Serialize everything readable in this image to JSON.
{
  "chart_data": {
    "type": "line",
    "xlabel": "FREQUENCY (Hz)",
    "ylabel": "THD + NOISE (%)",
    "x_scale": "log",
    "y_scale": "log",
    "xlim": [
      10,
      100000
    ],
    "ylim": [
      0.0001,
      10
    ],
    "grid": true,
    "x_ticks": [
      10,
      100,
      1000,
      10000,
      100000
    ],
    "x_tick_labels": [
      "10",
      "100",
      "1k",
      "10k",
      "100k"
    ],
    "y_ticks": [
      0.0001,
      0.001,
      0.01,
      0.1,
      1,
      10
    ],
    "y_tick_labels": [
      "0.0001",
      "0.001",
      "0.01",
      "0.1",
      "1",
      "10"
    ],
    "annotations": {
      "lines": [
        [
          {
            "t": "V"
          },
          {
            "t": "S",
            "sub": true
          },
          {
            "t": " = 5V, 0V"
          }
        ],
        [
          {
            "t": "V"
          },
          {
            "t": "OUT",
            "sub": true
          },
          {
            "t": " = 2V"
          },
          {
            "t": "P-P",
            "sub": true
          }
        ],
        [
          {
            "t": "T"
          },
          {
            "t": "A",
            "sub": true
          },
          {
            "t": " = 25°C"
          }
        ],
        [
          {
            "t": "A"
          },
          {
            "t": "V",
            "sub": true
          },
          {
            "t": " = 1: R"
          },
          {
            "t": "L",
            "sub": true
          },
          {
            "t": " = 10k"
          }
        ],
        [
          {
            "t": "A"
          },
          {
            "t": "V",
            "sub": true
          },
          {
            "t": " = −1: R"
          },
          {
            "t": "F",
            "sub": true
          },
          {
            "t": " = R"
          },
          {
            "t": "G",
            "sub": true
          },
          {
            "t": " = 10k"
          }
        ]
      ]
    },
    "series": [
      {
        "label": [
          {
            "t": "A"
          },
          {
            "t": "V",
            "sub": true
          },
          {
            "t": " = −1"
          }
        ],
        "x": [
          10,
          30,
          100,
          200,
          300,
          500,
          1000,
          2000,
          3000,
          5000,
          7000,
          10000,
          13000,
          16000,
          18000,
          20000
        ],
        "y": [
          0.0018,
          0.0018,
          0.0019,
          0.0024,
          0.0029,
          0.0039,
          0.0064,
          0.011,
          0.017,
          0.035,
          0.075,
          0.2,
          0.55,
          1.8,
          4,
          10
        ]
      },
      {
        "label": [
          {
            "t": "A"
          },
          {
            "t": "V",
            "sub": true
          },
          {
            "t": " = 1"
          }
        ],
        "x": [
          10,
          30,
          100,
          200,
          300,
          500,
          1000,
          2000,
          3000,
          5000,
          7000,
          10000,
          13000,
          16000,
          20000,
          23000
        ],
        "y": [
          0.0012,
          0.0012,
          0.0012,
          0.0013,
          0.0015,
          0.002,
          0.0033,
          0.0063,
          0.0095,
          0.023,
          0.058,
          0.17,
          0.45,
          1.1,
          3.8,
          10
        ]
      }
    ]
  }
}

*****

All of the data needs to be printed once more, exactly.

Serialize everything readable in this image to JSON.
{
  "chart_data": {
    "type": "line",
    "xlabel": "FREQUENCY (Hz)",
    "ylabel": "THD + NOISE (%)",
    "x_scale": "log",
    "y_scale": "log",
    "xlim": [
      10,
      100000
    ],
    "ylim": [
      0.0001,
      10
    ],
    "grid": true,
    "x_ticks": [
      10,
      100,
      1000,
      10000,
      100000
    ],
    "x_tick_labels": [
      "10",
      "100",
      "1k",
      "10k",
      "100k"
    ],
    "y_ticks": [
      0.0001,
      0.001,
      0.01,
      0.1,
      1,
      10
    ],
    "y_tick_labels": [
      "0.0001",
      "0.001",
      "0.01",
      "0.1",
      "1",
      "10"
    ],
    "annotations": {
      "lines": [
        [
          {
            "t": "V"
          },
          {
            "t": "S",
            "sub": true
          },
          {
            "t": " = 5V, 0V"
          }
        ],
        [
          {
            "t": "V"
          },
          {
            "t": "OUT",
            "sub": true
          },
          {
            "t": " = 2V"
          },
          {
            "t": "P-P",
            "sub": true
          }
        ],
        [
          {
            "t": "T"
          },
          {
            "t": "A",
            "sub": true
          },
          {
            "t": " = 25°C"
          }
        ],
        [
          {
            "t": "A"
          },
          {
            "t": "V",
            "sub": true
          },
          {
            "t": " = 1: R"
          },
          {
            "t": "L",
            "sub": true
          },
          {
            "t": " = 10k"
          }
        ],
        [
          {
            "t": "A"
          },
          {
            "t": "V",
            "sub": true
          },
          {
            "t": " = −1: R"
          },
          {
            "t": "F",
            "sub": true
          },
          {
            "t": " = R"
          },
          {
            "t": "G",
            "sub": true
          },
          {
            "t": " = 10k"
          }
        ]
      ]
    },
    "series": [
      {
        "label": [
          {
            "t": "A"
          },
          {
            "t": "V",
            "sub": true
          },
          {
            "t": " = −1"
          }
        ],
        "x": [
          10,
          30,
          100,
          200,
          300,
          500,
          1000,
          2000,
          3000,
          5000,
          7000,
          10000,
          13000,
          16000,
          18000,
          20000
        ],
        "y": [
          0.0018,
          0.0018,
          0.0019,
          0.0024,
          0.0029,
          0.0039,
          0.0064,
          0.011,
          0.017,
          0.035,
          0.075,
          0.2,
          0.55,
          1.8,
          4,
          10
        ]
      },
      {
        "label": [
          {
            "t": "A"
          },
          {
            "t": "V",
            "sub": true
          },
          {
            "t": " = 1"
          }
        ],
        "x": [
          10,
          30,
          100,
          200,
          300,
          500,
          1000,
          2000,
          3000,
          5000,
          7000,
          10000,
          13000,
          16000,
          20000,
          23000
        ],
        "y": [
          0.0012,
          0.0012,
          0.0012,
          0.0013,
          0.0015,
          0.002,
          0.0033,
          0.0063,
          0.0095,
          0.023,
          0.058,
          0.17,
          0.45,
          1.1,
          3.8,
          10
        ]
      }
    ]
  }
}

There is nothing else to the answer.